━━━━━ Dataset

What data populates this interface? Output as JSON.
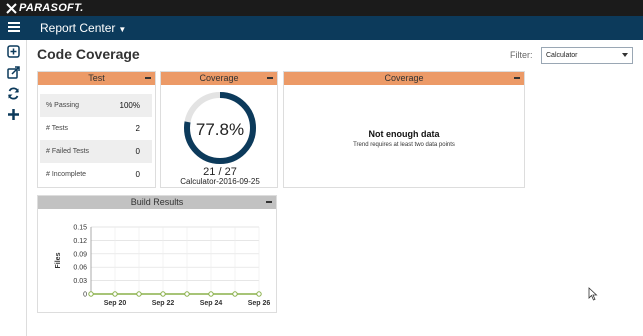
{
  "header": {
    "brand": "PARASOFT.",
    "app_title": "Report Center"
  },
  "sidebar": {
    "icons": [
      "add-widget-icon",
      "export-icon",
      "refresh-icon",
      "add-icon"
    ]
  },
  "page": {
    "title": "Code Coverage",
    "filter_label": "Filter:",
    "filter_value": "Calculator"
  },
  "test_panel": {
    "title": "Test",
    "rows": [
      {
        "label": "% Passing",
        "value": "100%"
      },
      {
        "label": "# Tests",
        "value": "2"
      },
      {
        "label": "# Failed Tests",
        "value": "0"
      },
      {
        "label": "# Incomplete",
        "value": "0"
      }
    ]
  },
  "coverage_panel": {
    "title": "Coverage",
    "percent_label": "77.8%",
    "percent": 0.778,
    "count": "21 / 27",
    "build": "Calculator-2016-09-25",
    "colors": {
      "arc": "#0c3a5b",
      "track": "#e3e3e3"
    }
  },
  "trend_panel": {
    "title": "Coverage",
    "message": "Not enough data",
    "submessage": "Trend requires at least two data points"
  },
  "build_panel": {
    "title": "Build Results"
  },
  "chart_data": {
    "type": "line",
    "title": "",
    "ylabel": "Files",
    "xlabel": "",
    "x": [
      "Sep 19",
      "Sep 20",
      "Sep 21",
      "Sep 22",
      "Sep 23",
      "Sep 24",
      "Sep 25",
      "Sep 26"
    ],
    "x_tick_labels": [
      "Sep 20",
      "Sep 22",
      "Sep 24",
      "Sep 26"
    ],
    "y_tick_labels": [
      "0",
      "0.03",
      "0.06",
      "0.09",
      "0.12",
      "0.15"
    ],
    "ylim": [
      0,
      0.15
    ],
    "grid": true,
    "series": [
      {
        "values": [
          0,
          0,
          0,
          0,
          0,
          0,
          0,
          0
        ],
        "color": "#8ab04a"
      }
    ]
  }
}
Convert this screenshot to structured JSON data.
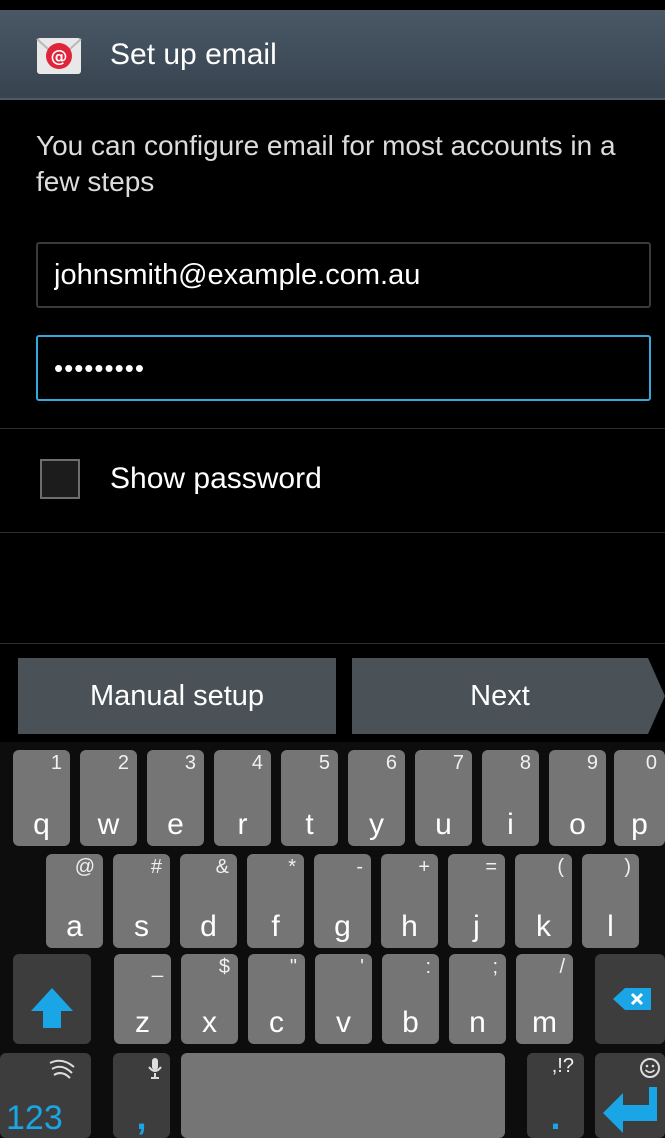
{
  "header": {
    "title": "Set up email",
    "icon": "email-app-icon"
  },
  "intro_text": "You can configure email for most accounts in a few steps",
  "form": {
    "email_value": "johnsmith@example.com.au",
    "password_value": "•••••••••",
    "show_password_label": "Show password"
  },
  "buttons": {
    "manual_setup": "Manual setup",
    "next": "Next"
  },
  "keyboard": {
    "row1": [
      {
        "main": "q",
        "alt": "1"
      },
      {
        "main": "w",
        "alt": "2"
      },
      {
        "main": "e",
        "alt": "3"
      },
      {
        "main": "r",
        "alt": "4"
      },
      {
        "main": "t",
        "alt": "5"
      },
      {
        "main": "y",
        "alt": "6"
      },
      {
        "main": "u",
        "alt": "7"
      },
      {
        "main": "i",
        "alt": "8"
      },
      {
        "main": "o",
        "alt": "9"
      },
      {
        "main": "p",
        "alt": "0"
      }
    ],
    "row2": [
      {
        "main": "a",
        "alt": "@"
      },
      {
        "main": "s",
        "alt": "#"
      },
      {
        "main": "d",
        "alt": "&"
      },
      {
        "main": "f",
        "alt": "*"
      },
      {
        "main": "g",
        "alt": "-"
      },
      {
        "main": "h",
        "alt": "+"
      },
      {
        "main": "j",
        "alt": "="
      },
      {
        "main": "k",
        "alt": "("
      },
      {
        "main": "l",
        "alt": ")"
      }
    ],
    "row3": [
      {
        "main": "z",
        "alt": "_"
      },
      {
        "main": "x",
        "alt": "$"
      },
      {
        "main": "c",
        "alt": "\""
      },
      {
        "main": "v",
        "alt": "'"
      },
      {
        "main": "b",
        "alt": ":"
      },
      {
        "main": "n",
        "alt": ";"
      },
      {
        "main": "m",
        "alt": "/"
      }
    ],
    "num_key": "123",
    "comma_key": ",",
    "period_key": ".",
    "punct_alt": ",!?",
    "accent_color": "#1aa6e6"
  }
}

━━━━━━━━━━

Leave out the pictures and print every line of the data exactly.

What data populates this interface? Output as JSON.
{
  "header": {
    "brand": "PARASOFT.",
    "app_title": "Report Center"
  },
  "sidebar": {
    "icons": [
      "add-widget-icon",
      "export-icon",
      "refresh-icon",
      "add-icon"
    ]
  },
  "page": {
    "title": "Code Coverage",
    "filter_label": "Filter:",
    "filter_value": "Calculator"
  },
  "test_panel": {
    "title": "Test",
    "rows": [
      {
        "label": "% Passing",
        "value": "100%"
      },
      {
        "label": "# Tests",
        "value": "2"
      },
      {
        "label": "# Failed Tests",
        "value": "0"
      },
      {
        "label": "# Incomplete",
        "value": "0"
      }
    ]
  },
  "coverage_panel": {
    "title": "Coverage",
    "percent_label": "77.8%",
    "percent": 0.778,
    "count": "21 / 27",
    "build": "Calculator-2016-09-25",
    "colors": {
      "arc": "#0c3a5b",
      "track": "#e3e3e3"
    }
  },
  "trend_panel": {
    "title": "Coverage",
    "message": "Not enough data",
    "submessage": "Trend requires at least two data points"
  },
  "build_panel": {
    "title": "Build Results"
  },
  "chart_data": {
    "type": "line",
    "title": "",
    "ylabel": "Files",
    "xlabel": "",
    "x": [
      "Sep 19",
      "Sep 20",
      "Sep 21",
      "Sep 22",
      "Sep 23",
      "Sep 24",
      "Sep 25",
      "Sep 26"
    ],
    "x_tick_labels": [
      "Sep 20",
      "Sep 22",
      "Sep 24",
      "Sep 26"
    ],
    "y_tick_labels": [
      "0",
      "0.03",
      "0.06",
      "0.09",
      "0.12",
      "0.15"
    ],
    "ylim": [
      0,
      0.15
    ],
    "grid": true,
    "series": [
      {
        "values": [
          0,
          0,
          0,
          0,
          0,
          0,
          0,
          0
        ],
        "color": "#8ab04a"
      }
    ]
  }
}
Convert this screenshot to structured JSON data.
{
  "header": {
    "title": "Set up email",
    "icon": "email-app-icon"
  },
  "intro_text": "You can configure email for most accounts in a few steps",
  "form": {
    "email_value": "johnsmith@example.com.au",
    "password_value": "•••••••••",
    "show_password_label": "Show password"
  },
  "buttons": {
    "manual_setup": "Manual setup",
    "next": "Next"
  },
  "keyboard": {
    "row1": [
      {
        "main": "q",
        "alt": "1"
      },
      {
        "main": "w",
        "alt": "2"
      },
      {
        "main": "e",
        "alt": "3"
      },
      {
        "main": "r",
        "alt": "4"
      },
      {
        "main": "t",
        "alt": "5"
      },
      {
        "main": "y",
        "alt": "6"
      },
      {
        "main": "u",
        "alt": "7"
      },
      {
        "main": "i",
        "alt": "8"
      },
      {
        "main": "o",
        "alt": "9"
      },
      {
        "main": "p",
        "alt": "0"
      }
    ],
    "row2": [
      {
        "main": "a",
        "alt": "@"
      },
      {
        "main": "s",
        "alt": "#"
      },
      {
        "main": "d",
        "alt": "&"
      },
      {
        "main": "f",
        "alt": "*"
      },
      {
        "main": "g",
        "alt": "-"
      },
      {
        "main": "h",
        "alt": "+"
      },
      {
        "main": "j",
        "alt": "="
      },
      {
        "main": "k",
        "alt": "("
      },
      {
        "main": "l",
        "alt": ")"
      }
    ],
    "row3": [
      {
        "main": "z",
        "alt": "_"
      },
      {
        "main": "x",
        "alt": "$"
      },
      {
        "main": "c",
        "alt": "\""
      },
      {
        "main": "v",
        "alt": "'"
      },
      {
        "main": "b",
        "alt": ":"
      },
      {
        "main": "n",
        "alt": ";"
      },
      {
        "main": "m",
        "alt": "/"
      }
    ],
    "num_key": "123",
    "comma_key": ",",
    "period_key": ".",
    "punct_alt": ",!?",
    "accent_color": "#1aa6e6"
  }
}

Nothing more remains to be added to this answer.